This is from the DirecTV website (emphasis added). So if you are leasing a receiver from DirecTV and need a replacement it will be free. That means no charge and no added commitment as that would make their statement false.

Why lease the DIRECTV equipment?

As the technology in our receivers becomes more advanced, leasing allows us to continue to provide the latest equipment to you - at minimal cost. Leasing also permits affordable upgrades and *free replacement receivers. *


----------



## bonscott87 (Jan 21, 2003)

scott72 said:


> I thought without the plan you had to pay the $99 or whatever they're charging for receivers these days to get a replacement, and possibly a service call to boot?


Incorrect. The receivers are leased. Thus if they break they are replaced for free (well, usually they charge shipping). The protection plan will cover said shipping, service call if you need one plus covers all your wiring, switches, dish, etc.

▶ **Recorded information**
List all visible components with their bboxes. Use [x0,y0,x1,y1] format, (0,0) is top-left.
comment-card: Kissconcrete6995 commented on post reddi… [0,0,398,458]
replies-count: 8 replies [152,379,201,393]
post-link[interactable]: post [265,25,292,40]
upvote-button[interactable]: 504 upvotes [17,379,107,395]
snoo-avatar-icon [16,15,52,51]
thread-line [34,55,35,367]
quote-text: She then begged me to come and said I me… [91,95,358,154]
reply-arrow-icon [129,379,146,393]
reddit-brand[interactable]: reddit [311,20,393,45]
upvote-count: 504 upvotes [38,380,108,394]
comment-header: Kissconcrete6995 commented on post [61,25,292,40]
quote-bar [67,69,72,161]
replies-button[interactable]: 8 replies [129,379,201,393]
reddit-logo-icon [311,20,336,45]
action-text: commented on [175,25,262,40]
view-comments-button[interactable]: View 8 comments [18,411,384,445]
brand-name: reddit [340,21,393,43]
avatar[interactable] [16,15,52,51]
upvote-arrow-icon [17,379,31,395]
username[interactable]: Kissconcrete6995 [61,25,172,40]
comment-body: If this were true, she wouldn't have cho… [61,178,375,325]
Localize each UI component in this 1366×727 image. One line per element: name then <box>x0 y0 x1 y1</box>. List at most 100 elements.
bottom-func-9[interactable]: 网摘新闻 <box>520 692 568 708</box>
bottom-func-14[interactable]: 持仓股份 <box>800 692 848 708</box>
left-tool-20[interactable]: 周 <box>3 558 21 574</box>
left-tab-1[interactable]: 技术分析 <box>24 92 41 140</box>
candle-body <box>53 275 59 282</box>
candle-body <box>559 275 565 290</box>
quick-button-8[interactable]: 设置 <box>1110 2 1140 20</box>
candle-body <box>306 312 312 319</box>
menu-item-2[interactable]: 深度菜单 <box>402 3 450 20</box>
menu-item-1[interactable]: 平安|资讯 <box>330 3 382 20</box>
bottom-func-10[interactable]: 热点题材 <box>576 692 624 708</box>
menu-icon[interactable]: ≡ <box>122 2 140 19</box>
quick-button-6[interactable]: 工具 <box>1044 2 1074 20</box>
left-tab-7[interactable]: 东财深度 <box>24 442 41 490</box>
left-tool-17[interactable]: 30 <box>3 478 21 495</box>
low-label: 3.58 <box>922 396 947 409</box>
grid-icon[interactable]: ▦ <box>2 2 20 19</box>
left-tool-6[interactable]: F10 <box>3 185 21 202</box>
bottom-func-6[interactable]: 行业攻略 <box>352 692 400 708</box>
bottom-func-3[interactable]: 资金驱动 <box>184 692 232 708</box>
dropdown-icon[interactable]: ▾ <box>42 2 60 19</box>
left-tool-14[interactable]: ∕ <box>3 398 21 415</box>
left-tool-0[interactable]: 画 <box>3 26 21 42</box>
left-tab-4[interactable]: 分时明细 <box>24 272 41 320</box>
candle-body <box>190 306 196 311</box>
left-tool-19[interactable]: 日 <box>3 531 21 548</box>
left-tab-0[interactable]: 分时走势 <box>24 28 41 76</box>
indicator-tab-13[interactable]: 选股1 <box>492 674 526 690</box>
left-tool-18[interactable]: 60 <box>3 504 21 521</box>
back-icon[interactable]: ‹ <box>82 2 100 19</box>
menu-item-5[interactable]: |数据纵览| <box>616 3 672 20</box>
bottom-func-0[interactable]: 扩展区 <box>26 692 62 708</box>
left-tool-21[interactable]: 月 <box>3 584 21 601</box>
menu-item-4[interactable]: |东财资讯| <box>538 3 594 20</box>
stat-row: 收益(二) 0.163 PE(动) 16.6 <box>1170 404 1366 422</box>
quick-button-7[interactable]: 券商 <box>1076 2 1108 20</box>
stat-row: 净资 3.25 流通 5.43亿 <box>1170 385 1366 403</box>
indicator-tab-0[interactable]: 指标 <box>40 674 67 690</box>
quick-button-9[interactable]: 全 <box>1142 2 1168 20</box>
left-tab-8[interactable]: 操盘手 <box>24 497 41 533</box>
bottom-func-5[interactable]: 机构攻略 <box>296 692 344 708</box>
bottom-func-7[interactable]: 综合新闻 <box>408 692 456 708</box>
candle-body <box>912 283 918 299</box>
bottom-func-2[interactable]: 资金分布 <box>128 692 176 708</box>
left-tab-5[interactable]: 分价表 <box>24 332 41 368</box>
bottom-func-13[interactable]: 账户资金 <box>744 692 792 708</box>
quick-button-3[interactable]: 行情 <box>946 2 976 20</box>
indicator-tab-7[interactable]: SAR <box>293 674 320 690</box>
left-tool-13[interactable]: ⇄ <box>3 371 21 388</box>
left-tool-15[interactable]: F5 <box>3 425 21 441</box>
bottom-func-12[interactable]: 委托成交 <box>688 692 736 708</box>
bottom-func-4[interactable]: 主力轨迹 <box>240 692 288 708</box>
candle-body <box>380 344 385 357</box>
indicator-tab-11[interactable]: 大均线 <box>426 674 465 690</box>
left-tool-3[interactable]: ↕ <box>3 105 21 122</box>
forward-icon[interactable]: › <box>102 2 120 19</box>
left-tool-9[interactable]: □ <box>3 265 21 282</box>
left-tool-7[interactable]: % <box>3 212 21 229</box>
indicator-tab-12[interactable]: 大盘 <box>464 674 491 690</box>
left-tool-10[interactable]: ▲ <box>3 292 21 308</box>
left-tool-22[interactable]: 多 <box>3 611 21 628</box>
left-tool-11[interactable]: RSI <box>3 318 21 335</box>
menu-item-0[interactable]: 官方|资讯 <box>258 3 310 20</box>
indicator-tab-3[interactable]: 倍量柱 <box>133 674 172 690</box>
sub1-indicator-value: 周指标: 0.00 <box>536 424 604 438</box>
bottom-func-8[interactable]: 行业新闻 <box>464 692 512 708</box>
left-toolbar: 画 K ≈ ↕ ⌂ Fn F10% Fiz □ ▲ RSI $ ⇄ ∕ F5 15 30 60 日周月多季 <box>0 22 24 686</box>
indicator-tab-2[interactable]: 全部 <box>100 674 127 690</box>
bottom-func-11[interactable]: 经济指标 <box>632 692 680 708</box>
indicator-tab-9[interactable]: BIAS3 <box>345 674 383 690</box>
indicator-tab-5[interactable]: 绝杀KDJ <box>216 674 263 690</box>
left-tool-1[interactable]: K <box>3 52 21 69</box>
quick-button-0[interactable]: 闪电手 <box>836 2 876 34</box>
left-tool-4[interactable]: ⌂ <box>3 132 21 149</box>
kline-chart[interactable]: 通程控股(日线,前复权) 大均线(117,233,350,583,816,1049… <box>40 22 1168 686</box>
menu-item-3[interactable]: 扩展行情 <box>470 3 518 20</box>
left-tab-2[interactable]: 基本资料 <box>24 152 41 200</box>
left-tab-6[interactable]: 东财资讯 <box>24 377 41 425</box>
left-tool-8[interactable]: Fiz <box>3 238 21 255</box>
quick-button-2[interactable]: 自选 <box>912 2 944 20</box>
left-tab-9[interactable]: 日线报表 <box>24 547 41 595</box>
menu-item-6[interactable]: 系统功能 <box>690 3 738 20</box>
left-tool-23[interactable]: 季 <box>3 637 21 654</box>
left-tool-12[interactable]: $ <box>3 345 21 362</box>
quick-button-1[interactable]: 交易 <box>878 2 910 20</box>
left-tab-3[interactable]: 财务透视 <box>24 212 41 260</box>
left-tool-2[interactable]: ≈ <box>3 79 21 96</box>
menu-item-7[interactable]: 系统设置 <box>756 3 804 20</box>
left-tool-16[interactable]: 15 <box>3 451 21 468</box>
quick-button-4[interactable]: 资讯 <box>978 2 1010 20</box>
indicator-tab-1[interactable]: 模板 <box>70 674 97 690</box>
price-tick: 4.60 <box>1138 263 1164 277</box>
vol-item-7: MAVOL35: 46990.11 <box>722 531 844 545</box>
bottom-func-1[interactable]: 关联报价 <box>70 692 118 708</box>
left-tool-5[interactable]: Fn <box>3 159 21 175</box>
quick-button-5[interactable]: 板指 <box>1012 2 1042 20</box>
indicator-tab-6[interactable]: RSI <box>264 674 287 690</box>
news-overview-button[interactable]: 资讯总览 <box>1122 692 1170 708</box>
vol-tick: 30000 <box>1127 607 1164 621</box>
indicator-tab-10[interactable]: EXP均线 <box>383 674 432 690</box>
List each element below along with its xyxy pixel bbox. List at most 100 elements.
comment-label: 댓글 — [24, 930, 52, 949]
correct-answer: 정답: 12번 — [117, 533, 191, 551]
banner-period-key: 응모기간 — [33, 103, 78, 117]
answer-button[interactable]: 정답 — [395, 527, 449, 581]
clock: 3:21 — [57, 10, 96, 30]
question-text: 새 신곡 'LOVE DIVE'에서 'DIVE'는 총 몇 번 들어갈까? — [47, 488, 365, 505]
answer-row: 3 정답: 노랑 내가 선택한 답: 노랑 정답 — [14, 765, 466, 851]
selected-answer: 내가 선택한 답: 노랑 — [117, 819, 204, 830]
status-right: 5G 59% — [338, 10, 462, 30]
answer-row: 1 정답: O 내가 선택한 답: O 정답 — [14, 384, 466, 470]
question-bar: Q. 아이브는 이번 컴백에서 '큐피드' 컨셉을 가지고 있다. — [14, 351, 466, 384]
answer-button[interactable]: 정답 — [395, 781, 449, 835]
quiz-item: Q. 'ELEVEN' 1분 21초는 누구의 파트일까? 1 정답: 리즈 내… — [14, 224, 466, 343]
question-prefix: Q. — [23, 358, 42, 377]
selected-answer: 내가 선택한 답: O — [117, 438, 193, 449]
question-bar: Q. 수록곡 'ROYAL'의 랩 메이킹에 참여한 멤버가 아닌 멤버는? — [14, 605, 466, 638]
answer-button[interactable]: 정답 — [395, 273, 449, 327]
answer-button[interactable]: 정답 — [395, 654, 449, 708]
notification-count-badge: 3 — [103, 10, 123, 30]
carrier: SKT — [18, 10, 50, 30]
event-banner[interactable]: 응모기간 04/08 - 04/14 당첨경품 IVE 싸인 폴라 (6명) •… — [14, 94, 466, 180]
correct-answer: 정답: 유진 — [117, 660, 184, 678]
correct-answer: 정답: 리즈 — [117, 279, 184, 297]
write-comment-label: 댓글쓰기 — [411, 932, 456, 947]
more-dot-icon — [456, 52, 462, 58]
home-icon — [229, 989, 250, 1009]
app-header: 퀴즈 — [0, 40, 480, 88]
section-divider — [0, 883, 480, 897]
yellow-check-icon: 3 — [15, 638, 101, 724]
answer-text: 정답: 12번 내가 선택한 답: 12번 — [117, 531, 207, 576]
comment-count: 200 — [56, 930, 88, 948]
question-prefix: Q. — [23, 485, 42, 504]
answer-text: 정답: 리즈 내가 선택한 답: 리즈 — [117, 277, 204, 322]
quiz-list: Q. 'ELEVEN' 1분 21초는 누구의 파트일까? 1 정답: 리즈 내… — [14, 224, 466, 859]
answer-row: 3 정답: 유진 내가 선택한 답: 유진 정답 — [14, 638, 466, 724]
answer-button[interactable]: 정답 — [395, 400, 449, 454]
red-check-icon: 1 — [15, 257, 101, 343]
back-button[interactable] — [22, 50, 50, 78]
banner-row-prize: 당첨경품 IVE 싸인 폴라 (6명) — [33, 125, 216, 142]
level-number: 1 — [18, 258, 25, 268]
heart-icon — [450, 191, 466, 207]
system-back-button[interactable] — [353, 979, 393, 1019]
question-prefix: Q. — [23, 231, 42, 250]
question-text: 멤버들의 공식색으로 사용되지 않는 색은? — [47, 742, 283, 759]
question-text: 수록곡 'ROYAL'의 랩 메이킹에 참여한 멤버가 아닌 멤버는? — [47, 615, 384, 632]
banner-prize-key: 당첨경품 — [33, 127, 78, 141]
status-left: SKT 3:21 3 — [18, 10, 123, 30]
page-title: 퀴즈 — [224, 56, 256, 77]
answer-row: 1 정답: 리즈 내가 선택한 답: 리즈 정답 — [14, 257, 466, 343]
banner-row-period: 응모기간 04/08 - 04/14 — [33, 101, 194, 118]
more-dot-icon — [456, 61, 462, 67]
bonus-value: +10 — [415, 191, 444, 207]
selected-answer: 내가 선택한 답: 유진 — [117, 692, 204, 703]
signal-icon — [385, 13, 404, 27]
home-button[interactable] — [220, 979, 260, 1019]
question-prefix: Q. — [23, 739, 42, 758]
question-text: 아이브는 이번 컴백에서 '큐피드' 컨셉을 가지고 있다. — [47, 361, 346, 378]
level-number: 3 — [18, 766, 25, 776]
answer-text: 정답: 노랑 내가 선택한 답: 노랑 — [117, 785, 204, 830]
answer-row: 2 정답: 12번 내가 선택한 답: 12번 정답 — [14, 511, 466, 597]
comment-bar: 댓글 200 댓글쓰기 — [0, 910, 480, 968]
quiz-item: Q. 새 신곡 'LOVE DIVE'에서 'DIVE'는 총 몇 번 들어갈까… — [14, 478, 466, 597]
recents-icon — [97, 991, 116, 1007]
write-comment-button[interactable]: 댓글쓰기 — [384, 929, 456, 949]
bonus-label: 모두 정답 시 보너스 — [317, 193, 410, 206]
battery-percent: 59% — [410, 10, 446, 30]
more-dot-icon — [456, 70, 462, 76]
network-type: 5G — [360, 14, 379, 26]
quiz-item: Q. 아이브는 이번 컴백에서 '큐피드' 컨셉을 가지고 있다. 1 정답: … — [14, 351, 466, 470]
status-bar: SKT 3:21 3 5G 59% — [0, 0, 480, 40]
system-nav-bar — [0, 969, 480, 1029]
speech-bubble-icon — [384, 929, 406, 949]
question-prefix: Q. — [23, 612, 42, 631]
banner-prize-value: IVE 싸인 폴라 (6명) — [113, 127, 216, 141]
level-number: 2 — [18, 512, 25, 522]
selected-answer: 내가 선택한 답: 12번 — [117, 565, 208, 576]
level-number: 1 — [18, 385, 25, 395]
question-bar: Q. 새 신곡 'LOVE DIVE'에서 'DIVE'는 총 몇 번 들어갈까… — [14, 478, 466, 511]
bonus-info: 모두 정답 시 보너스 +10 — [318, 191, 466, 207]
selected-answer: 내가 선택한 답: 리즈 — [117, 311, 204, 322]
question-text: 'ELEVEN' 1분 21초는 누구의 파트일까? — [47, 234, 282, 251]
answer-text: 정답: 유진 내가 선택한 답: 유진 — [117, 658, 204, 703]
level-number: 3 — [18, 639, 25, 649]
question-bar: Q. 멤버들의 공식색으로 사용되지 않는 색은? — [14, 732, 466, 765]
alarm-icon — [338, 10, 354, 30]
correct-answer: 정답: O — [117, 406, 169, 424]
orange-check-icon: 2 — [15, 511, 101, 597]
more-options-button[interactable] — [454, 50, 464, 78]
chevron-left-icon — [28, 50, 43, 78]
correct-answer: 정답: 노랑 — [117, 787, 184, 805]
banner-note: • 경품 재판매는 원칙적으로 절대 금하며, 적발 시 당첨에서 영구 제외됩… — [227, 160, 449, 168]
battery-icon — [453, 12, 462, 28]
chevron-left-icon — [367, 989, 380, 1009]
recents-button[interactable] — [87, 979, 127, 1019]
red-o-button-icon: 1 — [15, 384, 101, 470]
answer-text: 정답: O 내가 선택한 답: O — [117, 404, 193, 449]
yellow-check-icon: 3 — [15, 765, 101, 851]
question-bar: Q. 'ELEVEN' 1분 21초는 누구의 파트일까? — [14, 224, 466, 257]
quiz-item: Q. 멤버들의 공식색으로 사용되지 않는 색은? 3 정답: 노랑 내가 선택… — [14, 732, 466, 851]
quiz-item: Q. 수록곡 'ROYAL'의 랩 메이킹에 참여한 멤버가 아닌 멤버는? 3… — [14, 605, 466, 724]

▶ **Job**
Extract from the DirecTV forum thread the passage from "## bonscott87 (Jan" to "switches, dish, etc.", copied word for word.

▶ **Solved exercise**
## bonscott87 (Jan 21, 2003)

scott72 said:


> I thought without the plan you had to pay the $99 or whatever they're charging for receivers these days to get a replacement, and possibly a service call to boot?


Incorrect. The receivers are leased. Thus if they break they are replaced for free (well, usually they charge shipping). The protection plan will cover said shipping, service call if you need one plus covers all your wiring, switches, dish, etc.